_Stated task_.
Find each line containing the string "Ingående". Copy it.
Start Listed records
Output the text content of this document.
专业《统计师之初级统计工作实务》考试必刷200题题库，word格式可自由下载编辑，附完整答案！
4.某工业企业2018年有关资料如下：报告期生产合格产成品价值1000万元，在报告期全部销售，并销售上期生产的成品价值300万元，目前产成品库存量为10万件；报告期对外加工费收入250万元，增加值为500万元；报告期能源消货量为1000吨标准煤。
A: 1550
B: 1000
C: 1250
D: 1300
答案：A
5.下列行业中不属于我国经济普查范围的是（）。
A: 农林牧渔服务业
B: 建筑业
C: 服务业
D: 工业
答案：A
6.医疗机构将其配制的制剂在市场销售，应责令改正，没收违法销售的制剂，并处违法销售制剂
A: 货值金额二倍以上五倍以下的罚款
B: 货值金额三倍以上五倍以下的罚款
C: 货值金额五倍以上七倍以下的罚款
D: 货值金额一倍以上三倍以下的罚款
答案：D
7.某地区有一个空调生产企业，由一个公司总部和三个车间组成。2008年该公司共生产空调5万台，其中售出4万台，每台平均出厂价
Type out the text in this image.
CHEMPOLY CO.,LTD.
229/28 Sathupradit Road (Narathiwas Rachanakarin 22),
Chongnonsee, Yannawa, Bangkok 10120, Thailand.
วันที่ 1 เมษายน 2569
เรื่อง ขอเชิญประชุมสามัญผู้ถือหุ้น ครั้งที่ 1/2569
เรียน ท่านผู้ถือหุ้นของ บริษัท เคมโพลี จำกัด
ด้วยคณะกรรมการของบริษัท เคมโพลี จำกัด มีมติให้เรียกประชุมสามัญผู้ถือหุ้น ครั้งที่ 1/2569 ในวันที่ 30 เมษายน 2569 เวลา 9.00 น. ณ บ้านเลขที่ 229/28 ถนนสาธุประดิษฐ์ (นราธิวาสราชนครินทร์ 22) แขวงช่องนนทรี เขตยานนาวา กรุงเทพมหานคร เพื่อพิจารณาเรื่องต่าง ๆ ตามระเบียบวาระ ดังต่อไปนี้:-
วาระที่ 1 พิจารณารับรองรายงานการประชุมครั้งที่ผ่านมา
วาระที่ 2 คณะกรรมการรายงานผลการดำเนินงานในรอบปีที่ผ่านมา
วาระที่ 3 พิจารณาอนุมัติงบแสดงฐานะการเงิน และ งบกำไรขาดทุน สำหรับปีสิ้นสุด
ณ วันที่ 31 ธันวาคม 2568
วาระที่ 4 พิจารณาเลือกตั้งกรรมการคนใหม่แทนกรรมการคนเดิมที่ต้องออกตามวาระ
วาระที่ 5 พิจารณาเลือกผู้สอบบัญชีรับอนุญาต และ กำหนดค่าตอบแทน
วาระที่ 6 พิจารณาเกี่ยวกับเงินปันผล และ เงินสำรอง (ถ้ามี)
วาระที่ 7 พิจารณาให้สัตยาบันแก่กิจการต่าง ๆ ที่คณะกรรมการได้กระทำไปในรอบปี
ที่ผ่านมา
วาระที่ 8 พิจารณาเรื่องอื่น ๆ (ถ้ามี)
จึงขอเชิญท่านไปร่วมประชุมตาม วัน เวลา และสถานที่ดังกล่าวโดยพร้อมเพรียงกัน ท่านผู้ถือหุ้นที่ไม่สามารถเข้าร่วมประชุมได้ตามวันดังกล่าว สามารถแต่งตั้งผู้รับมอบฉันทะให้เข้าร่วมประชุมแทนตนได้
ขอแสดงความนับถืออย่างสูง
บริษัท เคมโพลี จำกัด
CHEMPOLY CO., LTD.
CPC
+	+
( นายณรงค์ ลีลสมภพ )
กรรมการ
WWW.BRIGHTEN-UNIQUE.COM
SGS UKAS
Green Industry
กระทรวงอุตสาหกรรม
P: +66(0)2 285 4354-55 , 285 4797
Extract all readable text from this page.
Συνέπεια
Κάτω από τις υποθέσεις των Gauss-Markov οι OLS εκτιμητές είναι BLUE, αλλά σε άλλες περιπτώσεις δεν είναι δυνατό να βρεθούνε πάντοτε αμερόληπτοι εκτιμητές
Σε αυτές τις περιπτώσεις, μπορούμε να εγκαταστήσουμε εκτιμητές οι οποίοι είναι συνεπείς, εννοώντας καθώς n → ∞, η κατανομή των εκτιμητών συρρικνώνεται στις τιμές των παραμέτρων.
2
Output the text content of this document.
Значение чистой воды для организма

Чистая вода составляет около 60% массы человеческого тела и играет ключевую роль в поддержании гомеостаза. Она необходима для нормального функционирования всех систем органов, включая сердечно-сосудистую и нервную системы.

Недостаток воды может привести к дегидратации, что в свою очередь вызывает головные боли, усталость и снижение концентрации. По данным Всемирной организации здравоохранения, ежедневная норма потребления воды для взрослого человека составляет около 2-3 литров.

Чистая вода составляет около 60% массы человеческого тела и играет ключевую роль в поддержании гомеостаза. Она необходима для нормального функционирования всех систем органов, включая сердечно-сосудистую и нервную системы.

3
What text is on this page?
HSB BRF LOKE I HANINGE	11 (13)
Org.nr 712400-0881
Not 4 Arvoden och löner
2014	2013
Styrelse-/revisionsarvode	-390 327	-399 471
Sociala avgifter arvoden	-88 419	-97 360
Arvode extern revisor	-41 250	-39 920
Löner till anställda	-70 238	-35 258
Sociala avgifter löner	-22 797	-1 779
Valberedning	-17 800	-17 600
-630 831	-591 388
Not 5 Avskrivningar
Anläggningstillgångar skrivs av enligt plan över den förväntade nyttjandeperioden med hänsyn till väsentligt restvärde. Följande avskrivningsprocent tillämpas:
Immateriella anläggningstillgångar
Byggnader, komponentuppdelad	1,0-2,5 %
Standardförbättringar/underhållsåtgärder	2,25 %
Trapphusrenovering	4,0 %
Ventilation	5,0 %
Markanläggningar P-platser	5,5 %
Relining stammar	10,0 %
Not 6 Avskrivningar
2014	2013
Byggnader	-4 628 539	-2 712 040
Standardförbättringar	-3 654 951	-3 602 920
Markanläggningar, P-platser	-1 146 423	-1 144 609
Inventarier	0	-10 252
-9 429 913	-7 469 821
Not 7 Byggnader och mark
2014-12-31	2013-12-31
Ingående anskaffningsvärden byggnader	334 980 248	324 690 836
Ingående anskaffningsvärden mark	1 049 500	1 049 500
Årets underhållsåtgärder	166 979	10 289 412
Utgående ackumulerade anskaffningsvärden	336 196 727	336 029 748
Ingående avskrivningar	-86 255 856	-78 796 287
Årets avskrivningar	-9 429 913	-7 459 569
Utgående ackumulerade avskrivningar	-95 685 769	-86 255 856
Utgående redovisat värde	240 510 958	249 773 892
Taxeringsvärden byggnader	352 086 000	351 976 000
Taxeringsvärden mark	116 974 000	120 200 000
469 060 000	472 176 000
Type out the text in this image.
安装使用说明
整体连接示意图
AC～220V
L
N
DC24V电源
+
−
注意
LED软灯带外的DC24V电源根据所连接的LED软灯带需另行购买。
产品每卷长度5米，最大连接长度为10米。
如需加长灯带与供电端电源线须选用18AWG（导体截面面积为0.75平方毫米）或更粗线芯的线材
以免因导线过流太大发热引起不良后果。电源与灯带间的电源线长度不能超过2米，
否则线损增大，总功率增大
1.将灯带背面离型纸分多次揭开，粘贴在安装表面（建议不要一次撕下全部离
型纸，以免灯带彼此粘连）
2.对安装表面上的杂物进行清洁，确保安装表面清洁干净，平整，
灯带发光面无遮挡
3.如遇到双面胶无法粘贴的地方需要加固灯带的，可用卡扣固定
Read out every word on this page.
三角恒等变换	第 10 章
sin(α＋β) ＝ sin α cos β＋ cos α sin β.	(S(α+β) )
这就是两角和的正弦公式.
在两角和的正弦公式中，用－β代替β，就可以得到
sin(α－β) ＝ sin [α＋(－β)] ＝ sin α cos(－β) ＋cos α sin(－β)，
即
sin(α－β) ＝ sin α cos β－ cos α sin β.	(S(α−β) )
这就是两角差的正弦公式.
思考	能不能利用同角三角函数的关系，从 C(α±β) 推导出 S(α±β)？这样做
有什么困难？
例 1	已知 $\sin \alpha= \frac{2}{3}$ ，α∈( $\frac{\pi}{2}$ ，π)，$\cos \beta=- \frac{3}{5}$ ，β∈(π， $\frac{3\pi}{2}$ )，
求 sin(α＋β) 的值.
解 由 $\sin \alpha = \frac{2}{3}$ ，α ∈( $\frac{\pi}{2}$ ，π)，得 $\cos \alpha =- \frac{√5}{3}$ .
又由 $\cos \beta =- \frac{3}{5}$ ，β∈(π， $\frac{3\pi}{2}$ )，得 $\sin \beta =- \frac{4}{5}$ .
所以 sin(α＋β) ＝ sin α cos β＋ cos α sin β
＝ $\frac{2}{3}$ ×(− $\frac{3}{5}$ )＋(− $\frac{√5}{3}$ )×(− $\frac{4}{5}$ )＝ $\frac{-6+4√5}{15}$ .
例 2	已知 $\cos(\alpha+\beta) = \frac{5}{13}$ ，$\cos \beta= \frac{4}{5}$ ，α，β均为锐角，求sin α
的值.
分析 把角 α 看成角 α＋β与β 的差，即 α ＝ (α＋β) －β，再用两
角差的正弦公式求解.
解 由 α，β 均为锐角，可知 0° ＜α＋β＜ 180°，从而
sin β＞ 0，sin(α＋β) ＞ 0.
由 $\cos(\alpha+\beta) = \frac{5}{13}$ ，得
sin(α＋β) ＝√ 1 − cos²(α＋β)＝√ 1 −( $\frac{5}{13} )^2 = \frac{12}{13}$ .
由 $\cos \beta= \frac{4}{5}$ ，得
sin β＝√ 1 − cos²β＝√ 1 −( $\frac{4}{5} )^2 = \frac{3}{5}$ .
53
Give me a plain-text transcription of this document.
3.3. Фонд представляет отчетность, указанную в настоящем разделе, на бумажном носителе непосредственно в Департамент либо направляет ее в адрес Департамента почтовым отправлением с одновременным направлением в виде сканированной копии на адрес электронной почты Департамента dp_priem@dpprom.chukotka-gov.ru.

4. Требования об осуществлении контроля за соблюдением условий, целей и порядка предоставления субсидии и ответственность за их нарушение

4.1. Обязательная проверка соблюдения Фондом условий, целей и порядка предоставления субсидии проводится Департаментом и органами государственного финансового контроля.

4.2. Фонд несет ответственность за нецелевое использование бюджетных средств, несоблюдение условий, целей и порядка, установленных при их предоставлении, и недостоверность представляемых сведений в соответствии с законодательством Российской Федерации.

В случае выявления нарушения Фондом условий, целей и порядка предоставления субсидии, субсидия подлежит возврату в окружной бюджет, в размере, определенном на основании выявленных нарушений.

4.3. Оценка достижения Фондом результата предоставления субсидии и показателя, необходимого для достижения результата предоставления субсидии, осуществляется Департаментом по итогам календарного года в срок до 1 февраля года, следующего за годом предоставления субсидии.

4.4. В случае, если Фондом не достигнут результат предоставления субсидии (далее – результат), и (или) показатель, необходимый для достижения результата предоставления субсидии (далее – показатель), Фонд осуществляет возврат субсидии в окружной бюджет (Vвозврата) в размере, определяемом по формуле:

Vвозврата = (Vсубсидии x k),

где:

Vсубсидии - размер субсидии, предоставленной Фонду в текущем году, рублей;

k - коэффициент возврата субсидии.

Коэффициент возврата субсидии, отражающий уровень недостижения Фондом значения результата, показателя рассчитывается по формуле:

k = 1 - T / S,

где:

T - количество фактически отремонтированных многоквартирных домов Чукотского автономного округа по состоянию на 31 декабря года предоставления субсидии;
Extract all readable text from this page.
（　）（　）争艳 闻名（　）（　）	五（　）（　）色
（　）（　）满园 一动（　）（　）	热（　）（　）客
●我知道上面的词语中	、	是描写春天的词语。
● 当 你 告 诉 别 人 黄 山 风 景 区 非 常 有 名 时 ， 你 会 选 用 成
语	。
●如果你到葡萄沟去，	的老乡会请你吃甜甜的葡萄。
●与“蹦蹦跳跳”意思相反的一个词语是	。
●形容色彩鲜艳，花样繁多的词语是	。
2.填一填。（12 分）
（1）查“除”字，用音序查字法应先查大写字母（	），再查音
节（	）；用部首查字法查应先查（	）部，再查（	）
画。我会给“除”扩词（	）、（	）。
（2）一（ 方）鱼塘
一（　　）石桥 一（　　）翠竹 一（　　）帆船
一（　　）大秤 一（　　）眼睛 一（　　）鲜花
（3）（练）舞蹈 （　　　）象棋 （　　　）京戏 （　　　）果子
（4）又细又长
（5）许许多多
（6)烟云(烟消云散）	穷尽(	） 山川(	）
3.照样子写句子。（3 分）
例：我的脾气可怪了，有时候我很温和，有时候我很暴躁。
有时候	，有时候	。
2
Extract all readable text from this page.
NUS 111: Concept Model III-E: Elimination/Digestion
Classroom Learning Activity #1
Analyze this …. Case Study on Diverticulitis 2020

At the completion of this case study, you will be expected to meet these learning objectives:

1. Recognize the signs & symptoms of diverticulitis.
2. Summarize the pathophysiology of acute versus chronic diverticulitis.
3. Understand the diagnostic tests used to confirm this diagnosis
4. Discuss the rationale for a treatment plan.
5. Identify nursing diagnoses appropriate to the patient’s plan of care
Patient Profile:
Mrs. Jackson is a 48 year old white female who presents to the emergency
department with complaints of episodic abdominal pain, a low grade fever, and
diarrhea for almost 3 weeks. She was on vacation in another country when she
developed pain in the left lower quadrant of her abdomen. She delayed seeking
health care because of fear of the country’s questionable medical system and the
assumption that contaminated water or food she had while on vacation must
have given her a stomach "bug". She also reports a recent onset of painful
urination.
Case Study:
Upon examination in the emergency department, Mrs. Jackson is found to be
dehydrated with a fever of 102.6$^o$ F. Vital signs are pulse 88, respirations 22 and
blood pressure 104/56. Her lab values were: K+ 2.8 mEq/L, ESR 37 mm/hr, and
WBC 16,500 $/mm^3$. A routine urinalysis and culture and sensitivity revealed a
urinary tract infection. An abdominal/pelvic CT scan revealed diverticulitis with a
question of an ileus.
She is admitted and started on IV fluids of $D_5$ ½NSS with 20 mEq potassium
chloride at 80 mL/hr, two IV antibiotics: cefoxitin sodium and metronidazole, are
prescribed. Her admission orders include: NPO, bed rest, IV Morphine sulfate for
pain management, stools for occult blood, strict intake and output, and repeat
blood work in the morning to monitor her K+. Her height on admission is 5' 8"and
End Listed records
_Written response_.
Ingående anskaffningsvärden byggnader	334 980 248	324 690 836
Ingående anskaffningsvärden mark	1 049 500	1 049 500
Ingående avskrivningar	-86 255 856	-78 796 287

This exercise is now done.